==== Information supplied ====
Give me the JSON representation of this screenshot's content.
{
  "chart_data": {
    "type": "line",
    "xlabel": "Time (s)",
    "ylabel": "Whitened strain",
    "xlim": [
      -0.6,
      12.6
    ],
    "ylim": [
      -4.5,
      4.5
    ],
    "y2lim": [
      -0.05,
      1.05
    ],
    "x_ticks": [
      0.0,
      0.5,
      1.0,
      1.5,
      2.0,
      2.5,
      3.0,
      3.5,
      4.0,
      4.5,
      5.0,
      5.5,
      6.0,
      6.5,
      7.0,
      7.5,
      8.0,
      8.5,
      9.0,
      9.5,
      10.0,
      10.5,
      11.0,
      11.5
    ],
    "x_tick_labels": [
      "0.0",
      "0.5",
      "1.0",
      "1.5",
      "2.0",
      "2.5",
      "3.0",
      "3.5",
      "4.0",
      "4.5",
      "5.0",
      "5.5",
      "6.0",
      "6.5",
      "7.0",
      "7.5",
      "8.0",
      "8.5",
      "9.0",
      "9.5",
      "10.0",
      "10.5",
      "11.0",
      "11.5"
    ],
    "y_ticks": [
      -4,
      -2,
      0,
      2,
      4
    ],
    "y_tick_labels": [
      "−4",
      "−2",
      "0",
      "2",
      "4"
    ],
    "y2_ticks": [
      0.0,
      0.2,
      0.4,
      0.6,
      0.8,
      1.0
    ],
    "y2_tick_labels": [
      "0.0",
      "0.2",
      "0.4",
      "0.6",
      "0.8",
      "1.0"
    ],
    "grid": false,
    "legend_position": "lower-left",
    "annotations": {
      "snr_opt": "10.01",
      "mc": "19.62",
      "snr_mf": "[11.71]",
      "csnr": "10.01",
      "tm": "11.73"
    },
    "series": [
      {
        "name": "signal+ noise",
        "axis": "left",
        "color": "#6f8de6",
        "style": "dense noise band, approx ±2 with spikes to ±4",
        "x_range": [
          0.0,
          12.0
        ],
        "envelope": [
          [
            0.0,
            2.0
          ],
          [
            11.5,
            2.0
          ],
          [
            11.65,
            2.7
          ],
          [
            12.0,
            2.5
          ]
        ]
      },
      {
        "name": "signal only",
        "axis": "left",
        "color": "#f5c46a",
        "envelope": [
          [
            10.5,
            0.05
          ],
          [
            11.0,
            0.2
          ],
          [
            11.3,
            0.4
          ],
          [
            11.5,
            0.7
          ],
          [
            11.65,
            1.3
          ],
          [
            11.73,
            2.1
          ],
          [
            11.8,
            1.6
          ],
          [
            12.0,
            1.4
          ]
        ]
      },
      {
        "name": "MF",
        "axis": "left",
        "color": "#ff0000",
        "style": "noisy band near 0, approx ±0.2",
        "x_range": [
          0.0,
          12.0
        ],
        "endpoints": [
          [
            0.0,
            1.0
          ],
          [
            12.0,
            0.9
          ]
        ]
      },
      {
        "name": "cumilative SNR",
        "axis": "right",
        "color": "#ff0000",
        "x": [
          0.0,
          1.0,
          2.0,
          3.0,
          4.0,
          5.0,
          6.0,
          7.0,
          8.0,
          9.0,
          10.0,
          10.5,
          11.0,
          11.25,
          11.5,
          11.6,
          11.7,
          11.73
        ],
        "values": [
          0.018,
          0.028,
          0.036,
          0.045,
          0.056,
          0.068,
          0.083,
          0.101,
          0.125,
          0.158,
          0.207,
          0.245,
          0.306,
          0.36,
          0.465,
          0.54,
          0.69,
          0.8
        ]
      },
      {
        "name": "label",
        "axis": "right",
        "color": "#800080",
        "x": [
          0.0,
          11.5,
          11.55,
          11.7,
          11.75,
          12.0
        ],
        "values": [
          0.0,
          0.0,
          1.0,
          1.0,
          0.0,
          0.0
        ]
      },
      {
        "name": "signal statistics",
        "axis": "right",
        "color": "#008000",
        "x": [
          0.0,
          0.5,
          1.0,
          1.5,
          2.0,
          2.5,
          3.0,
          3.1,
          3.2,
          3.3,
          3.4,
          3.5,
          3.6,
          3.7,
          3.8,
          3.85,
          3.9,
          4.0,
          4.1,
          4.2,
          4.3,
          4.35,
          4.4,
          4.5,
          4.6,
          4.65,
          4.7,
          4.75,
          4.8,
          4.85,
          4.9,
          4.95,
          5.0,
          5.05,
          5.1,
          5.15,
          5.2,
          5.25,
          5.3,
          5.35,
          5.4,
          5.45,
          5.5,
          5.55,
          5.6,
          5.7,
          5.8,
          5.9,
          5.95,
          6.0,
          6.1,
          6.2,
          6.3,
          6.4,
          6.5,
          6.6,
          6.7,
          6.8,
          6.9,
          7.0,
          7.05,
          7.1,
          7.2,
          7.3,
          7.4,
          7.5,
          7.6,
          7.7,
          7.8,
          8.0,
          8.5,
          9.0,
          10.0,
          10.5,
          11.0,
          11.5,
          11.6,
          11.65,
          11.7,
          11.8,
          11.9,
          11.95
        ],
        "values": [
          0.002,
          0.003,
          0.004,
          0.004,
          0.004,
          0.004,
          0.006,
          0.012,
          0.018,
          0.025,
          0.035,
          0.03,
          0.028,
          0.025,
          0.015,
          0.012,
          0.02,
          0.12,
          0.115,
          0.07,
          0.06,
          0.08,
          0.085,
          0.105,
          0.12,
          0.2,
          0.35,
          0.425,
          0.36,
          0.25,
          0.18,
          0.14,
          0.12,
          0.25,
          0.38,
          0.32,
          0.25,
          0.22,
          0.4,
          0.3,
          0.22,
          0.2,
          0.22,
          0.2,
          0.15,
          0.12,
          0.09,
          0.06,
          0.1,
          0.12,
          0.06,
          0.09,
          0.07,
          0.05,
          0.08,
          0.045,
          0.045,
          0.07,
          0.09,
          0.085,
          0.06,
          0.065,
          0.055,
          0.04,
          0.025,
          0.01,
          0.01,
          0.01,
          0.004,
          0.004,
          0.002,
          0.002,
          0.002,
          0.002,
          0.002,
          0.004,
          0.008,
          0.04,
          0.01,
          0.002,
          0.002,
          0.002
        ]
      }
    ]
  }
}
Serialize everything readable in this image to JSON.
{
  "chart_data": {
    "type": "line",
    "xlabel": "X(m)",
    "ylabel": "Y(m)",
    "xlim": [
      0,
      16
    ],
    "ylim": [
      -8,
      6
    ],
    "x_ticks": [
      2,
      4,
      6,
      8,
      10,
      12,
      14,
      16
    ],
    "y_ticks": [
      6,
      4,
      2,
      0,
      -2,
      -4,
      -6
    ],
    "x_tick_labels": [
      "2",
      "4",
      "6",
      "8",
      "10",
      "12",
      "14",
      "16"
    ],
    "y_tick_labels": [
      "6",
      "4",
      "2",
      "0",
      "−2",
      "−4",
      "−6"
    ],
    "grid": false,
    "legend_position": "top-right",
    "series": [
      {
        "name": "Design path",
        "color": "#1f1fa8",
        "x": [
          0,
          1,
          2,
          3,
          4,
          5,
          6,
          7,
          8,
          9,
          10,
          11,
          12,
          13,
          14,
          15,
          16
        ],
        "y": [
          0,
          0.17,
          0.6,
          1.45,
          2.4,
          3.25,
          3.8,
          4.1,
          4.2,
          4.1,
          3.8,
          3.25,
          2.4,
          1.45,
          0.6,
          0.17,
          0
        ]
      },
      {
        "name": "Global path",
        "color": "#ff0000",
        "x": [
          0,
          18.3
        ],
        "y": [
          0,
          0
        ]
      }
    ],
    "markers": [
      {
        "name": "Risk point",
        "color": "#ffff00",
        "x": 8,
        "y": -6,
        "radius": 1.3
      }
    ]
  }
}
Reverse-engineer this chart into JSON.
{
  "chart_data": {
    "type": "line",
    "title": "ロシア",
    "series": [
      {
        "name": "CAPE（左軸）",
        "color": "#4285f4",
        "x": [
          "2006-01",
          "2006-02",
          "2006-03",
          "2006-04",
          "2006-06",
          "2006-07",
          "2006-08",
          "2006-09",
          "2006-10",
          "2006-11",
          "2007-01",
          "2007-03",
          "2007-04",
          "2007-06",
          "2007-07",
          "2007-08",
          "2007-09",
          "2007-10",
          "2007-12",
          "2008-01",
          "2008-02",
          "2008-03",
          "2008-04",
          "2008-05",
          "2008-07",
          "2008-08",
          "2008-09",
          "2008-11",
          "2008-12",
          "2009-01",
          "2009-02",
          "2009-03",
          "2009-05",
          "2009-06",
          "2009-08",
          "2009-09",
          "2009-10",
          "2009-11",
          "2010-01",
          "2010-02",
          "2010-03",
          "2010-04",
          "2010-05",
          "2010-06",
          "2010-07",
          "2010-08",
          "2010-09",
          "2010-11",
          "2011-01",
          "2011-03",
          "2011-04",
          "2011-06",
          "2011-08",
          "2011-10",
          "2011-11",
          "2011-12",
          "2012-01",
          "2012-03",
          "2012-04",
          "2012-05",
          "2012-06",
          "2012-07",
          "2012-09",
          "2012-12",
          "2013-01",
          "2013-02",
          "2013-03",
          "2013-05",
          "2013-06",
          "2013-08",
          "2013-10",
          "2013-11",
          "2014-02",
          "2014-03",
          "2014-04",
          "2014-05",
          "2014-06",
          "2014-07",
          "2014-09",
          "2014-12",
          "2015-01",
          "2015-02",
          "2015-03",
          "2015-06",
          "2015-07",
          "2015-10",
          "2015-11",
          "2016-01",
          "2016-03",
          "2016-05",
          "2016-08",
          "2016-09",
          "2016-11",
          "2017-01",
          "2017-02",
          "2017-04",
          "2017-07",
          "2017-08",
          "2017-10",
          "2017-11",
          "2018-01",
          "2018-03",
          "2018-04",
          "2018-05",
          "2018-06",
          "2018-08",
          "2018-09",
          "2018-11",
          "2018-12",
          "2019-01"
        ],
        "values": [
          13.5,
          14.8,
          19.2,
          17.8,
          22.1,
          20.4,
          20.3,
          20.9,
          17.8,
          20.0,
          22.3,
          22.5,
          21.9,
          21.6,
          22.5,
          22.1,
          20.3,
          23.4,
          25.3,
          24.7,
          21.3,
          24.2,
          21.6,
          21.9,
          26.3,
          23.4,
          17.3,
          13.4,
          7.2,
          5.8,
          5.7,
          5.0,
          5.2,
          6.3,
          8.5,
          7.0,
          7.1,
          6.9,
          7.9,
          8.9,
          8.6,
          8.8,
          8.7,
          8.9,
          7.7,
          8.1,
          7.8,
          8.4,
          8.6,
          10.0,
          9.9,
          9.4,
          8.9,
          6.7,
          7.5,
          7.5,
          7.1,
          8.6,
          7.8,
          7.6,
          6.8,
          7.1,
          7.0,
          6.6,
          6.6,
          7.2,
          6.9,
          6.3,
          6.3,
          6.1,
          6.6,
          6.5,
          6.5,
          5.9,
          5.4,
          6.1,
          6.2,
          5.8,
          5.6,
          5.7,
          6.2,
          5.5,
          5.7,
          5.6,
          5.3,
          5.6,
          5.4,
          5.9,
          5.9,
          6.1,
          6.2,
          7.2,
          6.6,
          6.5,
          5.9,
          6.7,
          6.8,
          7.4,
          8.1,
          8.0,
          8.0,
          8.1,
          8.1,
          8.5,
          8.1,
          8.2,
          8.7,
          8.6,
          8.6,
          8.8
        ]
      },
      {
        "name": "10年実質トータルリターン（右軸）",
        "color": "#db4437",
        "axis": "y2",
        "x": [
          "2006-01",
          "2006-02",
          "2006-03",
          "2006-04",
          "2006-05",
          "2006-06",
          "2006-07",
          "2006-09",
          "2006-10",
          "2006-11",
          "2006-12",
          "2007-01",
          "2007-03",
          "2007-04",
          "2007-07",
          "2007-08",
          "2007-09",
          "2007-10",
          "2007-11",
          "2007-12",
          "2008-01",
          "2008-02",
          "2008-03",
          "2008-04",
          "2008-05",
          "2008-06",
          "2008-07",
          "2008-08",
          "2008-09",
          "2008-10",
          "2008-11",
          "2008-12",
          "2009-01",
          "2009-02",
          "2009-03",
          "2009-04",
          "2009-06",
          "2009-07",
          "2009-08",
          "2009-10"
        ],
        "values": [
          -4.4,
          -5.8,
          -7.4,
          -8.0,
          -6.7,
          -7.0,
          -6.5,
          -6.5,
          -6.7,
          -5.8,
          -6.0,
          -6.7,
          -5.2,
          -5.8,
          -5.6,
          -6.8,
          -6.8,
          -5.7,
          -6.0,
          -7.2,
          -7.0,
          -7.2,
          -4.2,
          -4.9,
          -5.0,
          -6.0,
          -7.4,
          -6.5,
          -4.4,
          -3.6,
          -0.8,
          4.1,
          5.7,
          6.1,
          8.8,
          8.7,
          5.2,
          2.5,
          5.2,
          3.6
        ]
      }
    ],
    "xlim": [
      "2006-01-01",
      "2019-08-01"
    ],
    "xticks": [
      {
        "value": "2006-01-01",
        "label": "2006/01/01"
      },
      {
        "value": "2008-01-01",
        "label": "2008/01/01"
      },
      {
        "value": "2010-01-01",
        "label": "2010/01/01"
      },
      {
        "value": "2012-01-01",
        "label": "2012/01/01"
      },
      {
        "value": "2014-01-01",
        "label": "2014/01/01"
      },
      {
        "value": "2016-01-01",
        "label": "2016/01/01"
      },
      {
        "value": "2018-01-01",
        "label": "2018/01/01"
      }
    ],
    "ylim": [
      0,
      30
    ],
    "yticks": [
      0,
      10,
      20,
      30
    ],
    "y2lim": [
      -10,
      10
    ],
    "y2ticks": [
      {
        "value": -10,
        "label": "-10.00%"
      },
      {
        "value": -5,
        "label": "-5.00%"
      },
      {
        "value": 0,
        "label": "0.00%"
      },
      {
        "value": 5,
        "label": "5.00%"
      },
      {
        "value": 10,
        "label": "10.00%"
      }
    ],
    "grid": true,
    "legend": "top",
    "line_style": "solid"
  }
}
====
Exercise
Select every line in the records above that contains the word "signal".

Answer to the task
        "name": "signal+ noise",
        "name": "signal only",
        "name": "signal statistics",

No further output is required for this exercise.